> INSTRUCTIONS FOR THE TASK
Below are some records. Say how many of their lines include the string "JSON", giving only the number.

========================================

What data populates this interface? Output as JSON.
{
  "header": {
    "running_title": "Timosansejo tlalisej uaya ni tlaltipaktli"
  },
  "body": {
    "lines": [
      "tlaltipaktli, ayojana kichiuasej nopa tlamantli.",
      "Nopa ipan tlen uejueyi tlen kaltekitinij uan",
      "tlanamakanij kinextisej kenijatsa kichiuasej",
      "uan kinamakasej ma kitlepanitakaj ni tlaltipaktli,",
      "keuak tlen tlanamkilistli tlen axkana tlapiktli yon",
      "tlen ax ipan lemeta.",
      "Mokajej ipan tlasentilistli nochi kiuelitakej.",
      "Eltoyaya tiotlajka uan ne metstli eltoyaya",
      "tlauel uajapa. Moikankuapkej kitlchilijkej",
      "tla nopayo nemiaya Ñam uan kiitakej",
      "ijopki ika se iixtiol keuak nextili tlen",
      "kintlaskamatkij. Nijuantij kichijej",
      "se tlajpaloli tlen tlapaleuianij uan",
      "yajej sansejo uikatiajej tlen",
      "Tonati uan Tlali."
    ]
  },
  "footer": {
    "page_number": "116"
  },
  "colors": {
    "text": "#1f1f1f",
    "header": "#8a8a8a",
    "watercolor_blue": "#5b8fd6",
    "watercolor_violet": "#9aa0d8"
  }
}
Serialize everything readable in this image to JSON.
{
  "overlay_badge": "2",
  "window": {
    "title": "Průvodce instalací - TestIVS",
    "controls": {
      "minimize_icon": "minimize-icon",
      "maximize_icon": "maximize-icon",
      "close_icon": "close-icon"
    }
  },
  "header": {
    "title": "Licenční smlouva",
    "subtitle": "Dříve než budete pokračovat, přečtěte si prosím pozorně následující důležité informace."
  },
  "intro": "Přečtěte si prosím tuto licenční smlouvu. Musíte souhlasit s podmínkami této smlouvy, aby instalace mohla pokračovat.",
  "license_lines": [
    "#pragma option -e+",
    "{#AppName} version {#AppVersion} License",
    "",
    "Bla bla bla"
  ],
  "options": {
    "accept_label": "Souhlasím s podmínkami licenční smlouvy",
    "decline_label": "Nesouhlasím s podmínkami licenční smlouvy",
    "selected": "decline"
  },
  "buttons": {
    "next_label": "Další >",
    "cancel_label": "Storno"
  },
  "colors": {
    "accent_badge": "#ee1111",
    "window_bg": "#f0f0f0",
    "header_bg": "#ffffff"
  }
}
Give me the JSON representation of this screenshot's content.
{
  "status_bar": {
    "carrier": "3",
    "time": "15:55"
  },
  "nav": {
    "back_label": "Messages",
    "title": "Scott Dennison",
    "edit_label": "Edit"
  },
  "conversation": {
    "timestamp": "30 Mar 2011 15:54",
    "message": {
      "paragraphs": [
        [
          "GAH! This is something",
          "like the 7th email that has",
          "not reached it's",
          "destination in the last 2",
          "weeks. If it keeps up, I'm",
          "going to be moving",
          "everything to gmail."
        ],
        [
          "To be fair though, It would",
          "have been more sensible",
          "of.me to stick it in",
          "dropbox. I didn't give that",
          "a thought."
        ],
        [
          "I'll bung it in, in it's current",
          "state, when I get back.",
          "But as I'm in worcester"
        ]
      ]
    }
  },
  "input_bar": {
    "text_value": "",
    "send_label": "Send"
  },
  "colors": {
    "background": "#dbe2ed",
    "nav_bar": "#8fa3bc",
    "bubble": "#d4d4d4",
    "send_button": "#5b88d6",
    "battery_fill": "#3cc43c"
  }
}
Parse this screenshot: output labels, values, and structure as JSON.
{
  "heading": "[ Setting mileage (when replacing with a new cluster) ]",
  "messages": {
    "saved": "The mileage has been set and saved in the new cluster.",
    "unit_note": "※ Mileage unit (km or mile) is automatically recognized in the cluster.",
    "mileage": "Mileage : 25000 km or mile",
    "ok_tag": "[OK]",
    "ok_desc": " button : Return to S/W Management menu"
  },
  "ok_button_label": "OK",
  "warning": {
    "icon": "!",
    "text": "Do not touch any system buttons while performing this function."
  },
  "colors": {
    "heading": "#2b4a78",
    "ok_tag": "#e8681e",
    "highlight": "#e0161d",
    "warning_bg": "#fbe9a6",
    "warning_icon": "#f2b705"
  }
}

========================================

> FULL OUTPUT
4